RECORDS FOR PROCESSING:
(begin)

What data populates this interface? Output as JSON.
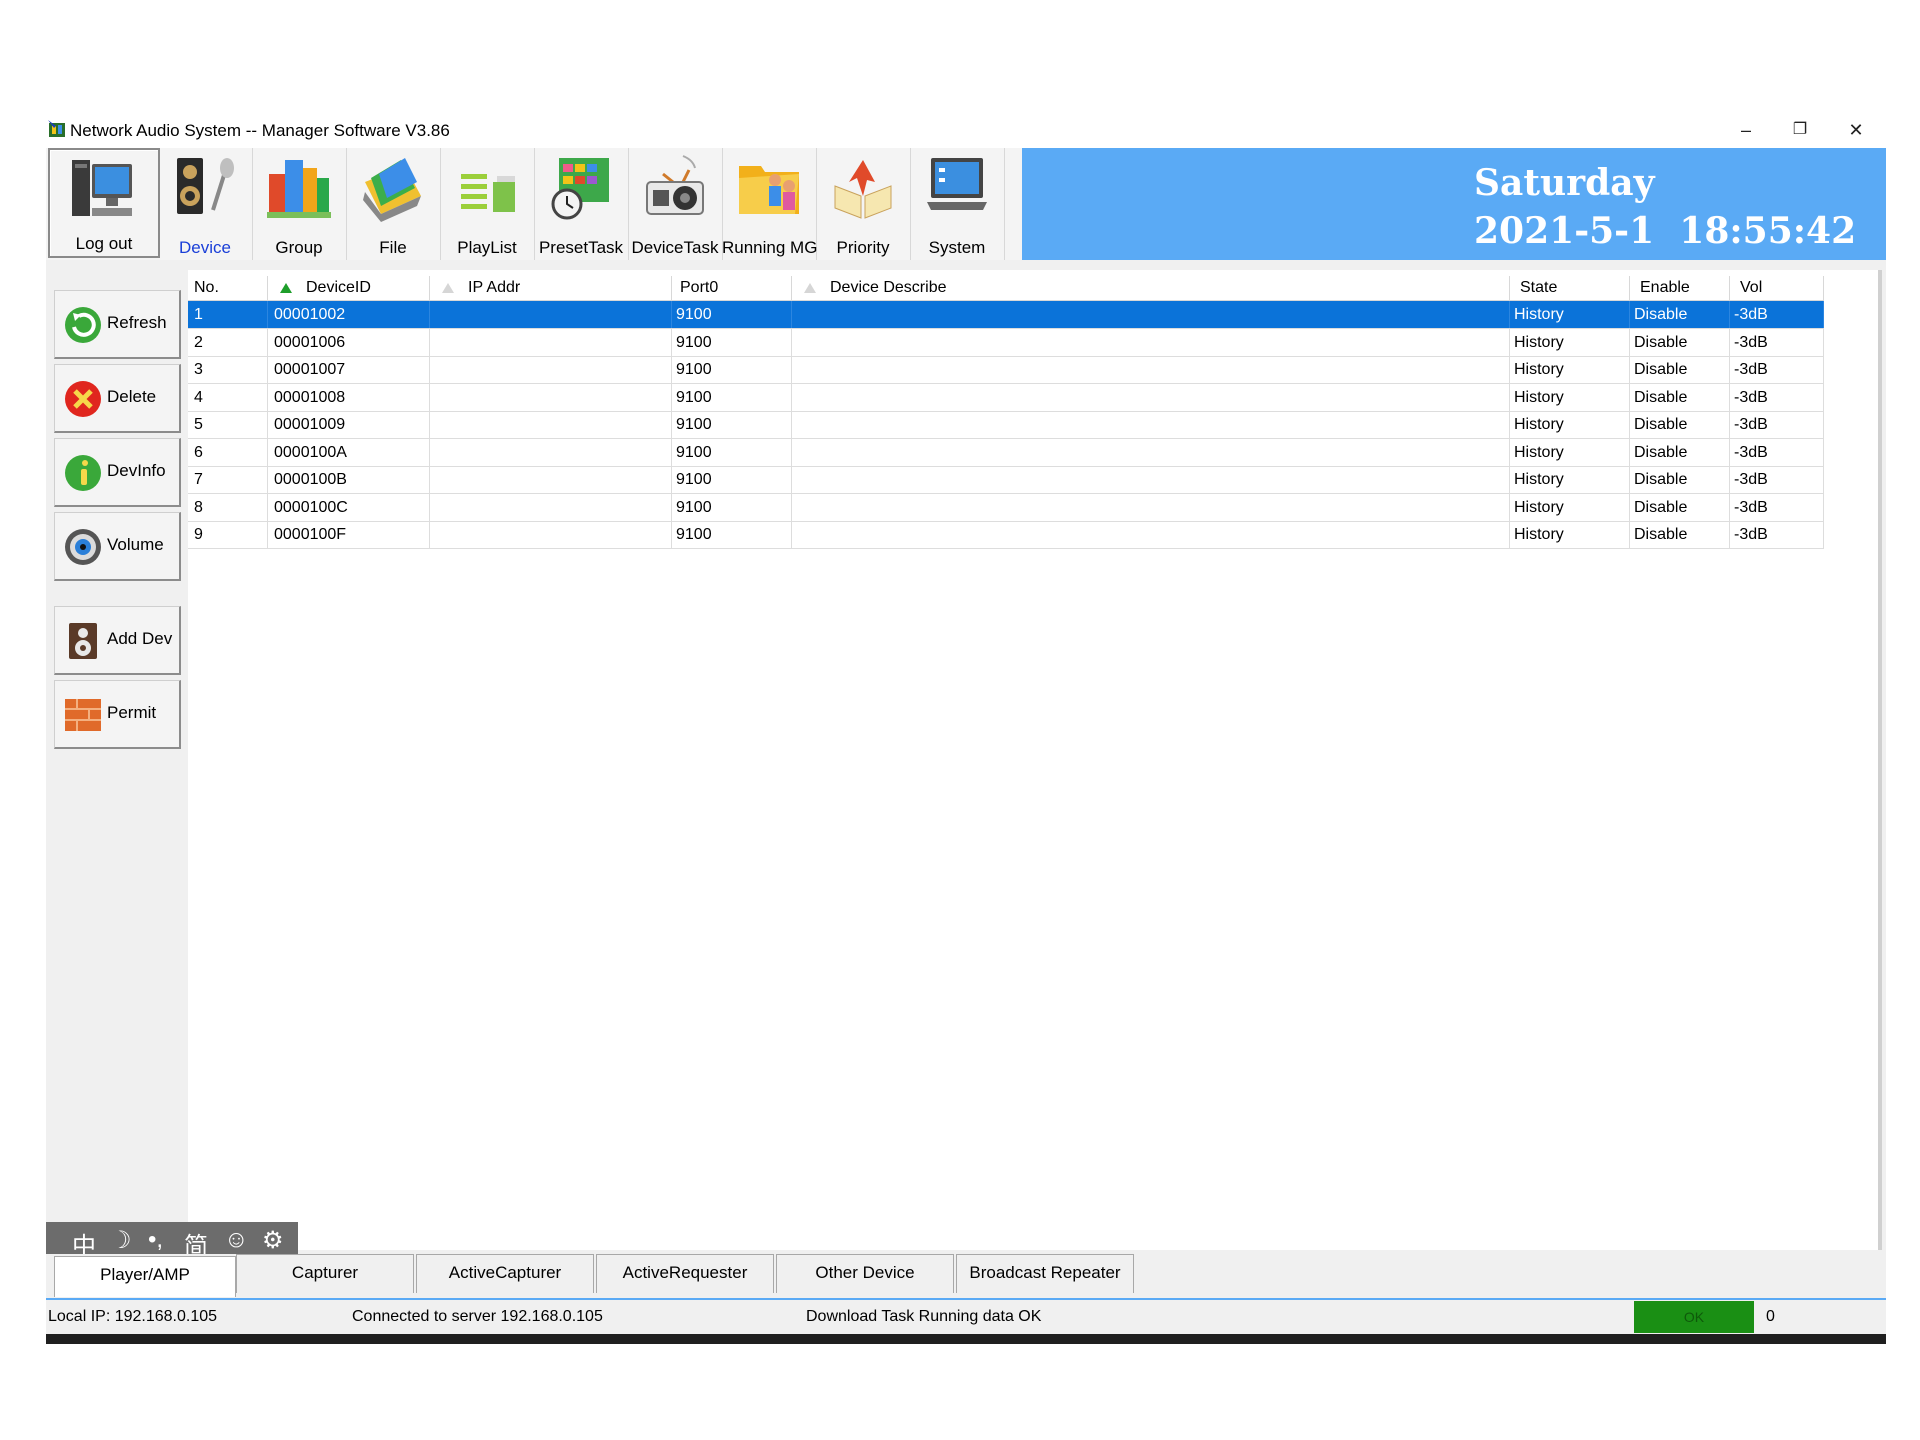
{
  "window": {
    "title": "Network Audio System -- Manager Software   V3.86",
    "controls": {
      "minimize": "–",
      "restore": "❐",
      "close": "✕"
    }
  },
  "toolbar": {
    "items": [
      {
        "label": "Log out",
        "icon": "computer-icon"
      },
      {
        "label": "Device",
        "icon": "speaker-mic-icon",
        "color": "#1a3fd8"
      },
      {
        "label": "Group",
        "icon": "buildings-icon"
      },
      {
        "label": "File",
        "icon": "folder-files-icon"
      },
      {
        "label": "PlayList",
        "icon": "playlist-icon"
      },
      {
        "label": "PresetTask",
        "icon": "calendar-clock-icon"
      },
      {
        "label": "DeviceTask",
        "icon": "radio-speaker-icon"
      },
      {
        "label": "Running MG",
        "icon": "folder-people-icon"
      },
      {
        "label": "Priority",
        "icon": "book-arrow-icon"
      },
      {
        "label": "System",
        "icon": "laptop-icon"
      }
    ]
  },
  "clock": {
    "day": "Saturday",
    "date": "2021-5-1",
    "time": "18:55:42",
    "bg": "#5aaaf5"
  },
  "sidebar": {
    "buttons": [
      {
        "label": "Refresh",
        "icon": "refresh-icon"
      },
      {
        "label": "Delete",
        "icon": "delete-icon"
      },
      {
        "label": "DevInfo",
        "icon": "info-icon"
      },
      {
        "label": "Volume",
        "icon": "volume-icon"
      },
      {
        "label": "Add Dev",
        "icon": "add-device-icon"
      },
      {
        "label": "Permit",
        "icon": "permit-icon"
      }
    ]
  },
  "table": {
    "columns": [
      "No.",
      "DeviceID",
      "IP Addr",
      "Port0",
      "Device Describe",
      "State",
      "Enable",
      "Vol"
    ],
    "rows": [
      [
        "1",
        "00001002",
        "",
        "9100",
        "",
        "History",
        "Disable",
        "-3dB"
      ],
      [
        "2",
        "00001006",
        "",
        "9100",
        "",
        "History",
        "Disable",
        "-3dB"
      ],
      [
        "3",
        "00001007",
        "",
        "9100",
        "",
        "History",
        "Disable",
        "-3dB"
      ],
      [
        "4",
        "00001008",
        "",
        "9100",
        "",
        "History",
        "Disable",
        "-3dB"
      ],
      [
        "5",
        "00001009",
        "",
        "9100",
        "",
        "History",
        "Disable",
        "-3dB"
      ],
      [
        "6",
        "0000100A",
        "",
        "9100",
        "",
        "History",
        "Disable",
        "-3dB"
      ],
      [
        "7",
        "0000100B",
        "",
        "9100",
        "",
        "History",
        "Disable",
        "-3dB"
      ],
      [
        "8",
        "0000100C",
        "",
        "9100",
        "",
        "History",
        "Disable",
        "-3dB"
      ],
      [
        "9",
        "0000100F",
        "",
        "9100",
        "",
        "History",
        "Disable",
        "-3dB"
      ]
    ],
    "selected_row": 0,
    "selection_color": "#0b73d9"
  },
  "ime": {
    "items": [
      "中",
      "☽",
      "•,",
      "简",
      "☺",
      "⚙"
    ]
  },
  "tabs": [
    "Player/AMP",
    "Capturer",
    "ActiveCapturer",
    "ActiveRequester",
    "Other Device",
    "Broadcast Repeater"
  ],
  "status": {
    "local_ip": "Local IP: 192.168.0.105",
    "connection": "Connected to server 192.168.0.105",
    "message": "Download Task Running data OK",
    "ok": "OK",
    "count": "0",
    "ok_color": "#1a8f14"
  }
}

(end)
(begin)

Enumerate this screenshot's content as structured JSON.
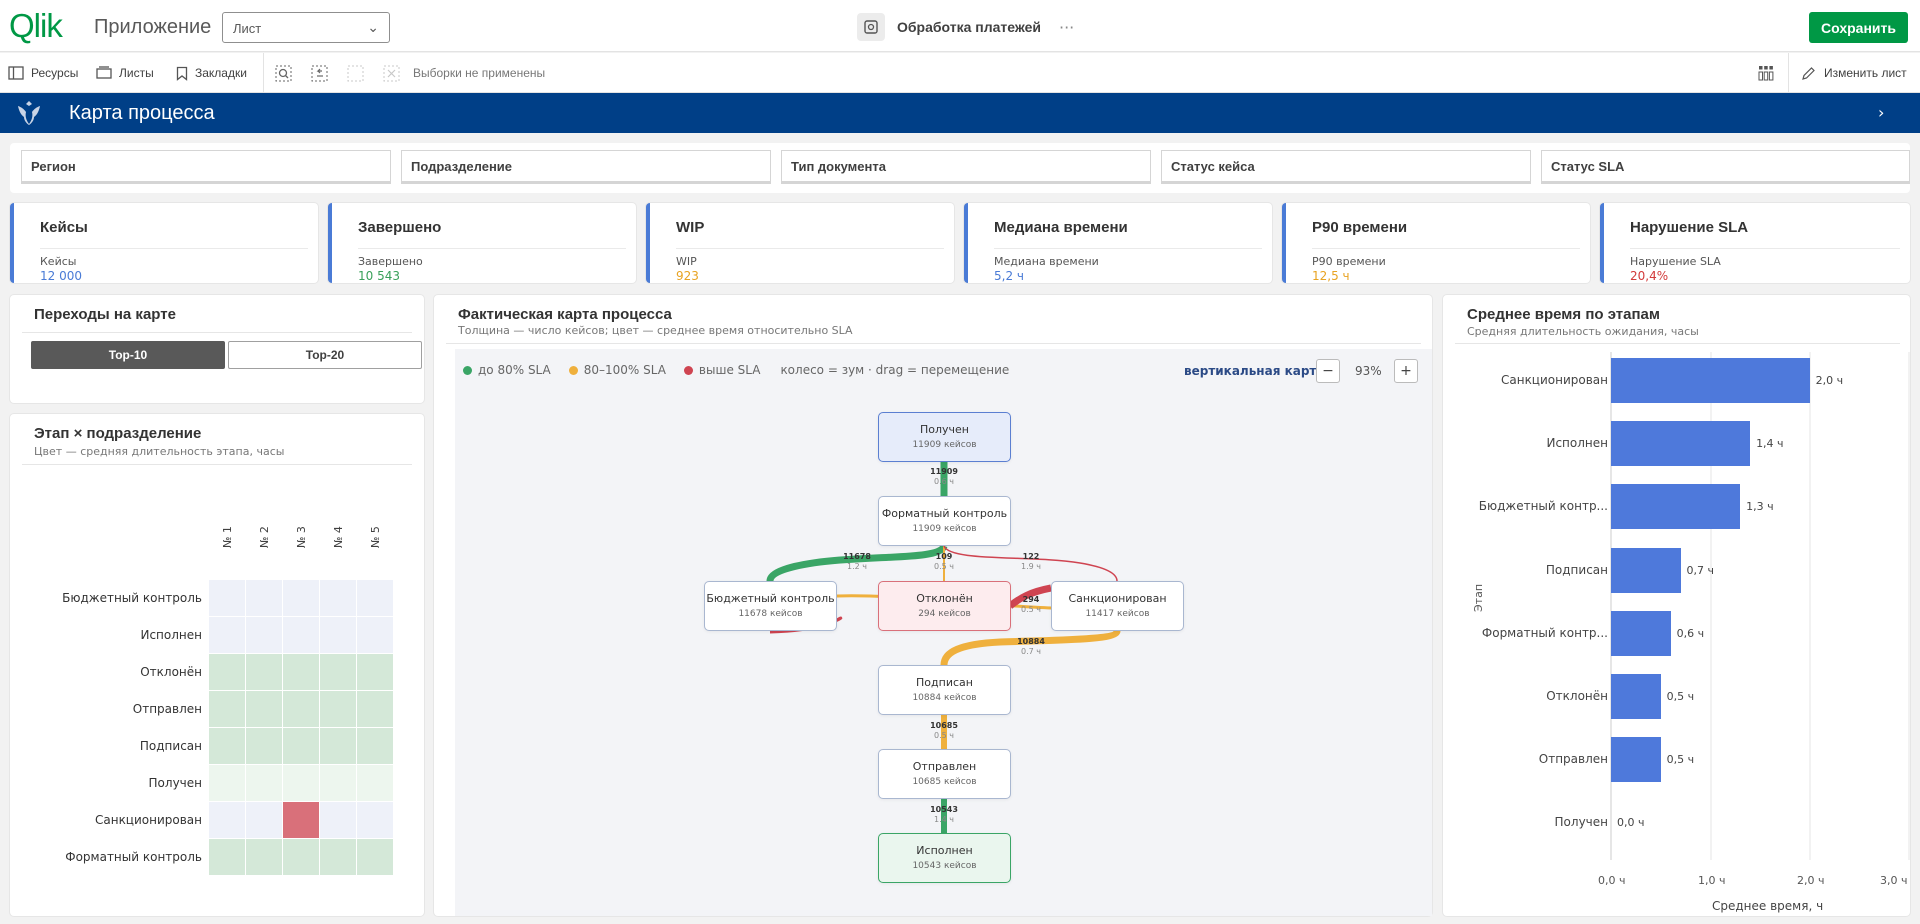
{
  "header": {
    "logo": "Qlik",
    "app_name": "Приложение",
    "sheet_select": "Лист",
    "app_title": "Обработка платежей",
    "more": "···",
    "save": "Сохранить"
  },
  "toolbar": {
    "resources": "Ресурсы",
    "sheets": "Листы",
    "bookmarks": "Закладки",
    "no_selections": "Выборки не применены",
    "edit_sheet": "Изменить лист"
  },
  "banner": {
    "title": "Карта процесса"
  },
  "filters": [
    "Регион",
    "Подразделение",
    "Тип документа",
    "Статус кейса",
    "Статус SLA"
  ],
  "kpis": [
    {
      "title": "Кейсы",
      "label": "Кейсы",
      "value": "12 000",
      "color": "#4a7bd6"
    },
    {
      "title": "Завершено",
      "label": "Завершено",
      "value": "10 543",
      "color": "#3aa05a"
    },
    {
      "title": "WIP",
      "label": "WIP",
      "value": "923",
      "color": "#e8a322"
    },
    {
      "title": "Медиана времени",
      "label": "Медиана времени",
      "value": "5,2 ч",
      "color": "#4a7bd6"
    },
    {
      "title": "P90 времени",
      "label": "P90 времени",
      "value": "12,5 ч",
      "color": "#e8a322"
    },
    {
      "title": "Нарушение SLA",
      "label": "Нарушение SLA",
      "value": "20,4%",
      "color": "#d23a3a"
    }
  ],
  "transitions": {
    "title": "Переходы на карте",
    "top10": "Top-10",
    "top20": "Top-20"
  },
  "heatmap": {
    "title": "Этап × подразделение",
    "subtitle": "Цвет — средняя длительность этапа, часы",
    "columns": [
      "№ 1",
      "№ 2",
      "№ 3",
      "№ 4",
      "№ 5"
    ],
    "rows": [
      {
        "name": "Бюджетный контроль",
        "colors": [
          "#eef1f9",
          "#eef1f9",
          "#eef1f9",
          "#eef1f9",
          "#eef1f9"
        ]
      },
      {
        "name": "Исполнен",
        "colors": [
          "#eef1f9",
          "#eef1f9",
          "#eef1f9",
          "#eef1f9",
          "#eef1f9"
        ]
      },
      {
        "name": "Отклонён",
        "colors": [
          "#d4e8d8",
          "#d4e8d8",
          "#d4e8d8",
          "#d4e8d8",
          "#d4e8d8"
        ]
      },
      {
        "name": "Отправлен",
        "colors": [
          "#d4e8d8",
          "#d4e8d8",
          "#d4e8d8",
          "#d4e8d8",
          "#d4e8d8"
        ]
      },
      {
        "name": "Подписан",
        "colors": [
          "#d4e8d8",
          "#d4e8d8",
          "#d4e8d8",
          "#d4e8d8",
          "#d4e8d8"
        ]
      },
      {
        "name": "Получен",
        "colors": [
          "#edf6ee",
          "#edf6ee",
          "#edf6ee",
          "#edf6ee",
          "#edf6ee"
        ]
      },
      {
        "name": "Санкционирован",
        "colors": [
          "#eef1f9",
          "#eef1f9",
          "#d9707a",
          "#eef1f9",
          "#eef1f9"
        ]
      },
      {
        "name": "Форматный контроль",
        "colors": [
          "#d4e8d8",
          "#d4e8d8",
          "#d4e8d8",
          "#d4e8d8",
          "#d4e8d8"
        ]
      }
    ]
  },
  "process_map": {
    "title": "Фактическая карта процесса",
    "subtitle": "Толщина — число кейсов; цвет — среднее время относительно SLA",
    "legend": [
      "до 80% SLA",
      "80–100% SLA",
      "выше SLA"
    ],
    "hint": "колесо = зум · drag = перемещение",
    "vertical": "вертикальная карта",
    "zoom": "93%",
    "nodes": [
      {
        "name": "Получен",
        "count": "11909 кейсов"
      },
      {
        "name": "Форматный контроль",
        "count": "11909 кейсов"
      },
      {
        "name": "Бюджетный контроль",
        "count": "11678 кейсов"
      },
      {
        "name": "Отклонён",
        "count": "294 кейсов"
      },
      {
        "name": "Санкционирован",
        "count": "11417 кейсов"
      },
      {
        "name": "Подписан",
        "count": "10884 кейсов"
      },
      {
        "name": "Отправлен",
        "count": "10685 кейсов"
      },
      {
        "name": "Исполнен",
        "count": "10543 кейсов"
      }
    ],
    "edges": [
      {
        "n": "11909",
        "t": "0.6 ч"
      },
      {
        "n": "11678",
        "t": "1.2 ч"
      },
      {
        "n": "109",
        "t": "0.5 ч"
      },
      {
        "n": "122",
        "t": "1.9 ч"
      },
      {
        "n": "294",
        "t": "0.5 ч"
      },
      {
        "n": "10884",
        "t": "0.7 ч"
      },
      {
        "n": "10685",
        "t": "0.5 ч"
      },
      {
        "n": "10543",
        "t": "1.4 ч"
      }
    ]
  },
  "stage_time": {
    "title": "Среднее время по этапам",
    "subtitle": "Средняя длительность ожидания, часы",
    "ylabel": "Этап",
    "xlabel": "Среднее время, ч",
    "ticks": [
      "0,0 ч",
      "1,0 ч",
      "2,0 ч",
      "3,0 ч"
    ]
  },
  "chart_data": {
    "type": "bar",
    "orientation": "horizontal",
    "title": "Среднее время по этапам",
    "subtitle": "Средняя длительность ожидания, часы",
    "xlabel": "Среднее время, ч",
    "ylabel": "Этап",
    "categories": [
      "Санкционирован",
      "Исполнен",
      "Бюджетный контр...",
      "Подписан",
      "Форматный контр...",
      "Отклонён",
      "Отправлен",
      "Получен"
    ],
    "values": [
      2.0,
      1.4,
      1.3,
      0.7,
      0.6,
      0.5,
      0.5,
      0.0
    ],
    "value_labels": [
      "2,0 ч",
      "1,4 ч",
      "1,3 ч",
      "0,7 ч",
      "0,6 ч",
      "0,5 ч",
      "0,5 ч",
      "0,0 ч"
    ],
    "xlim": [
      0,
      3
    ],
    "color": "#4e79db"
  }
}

(end)

TO DO: Take every line that includes the string "speaker" and copy it.

SOLUTION TO THE PROBLEM:
        "icon": "speaker-mic-icon",
        "icon": "radio-speaker-icon"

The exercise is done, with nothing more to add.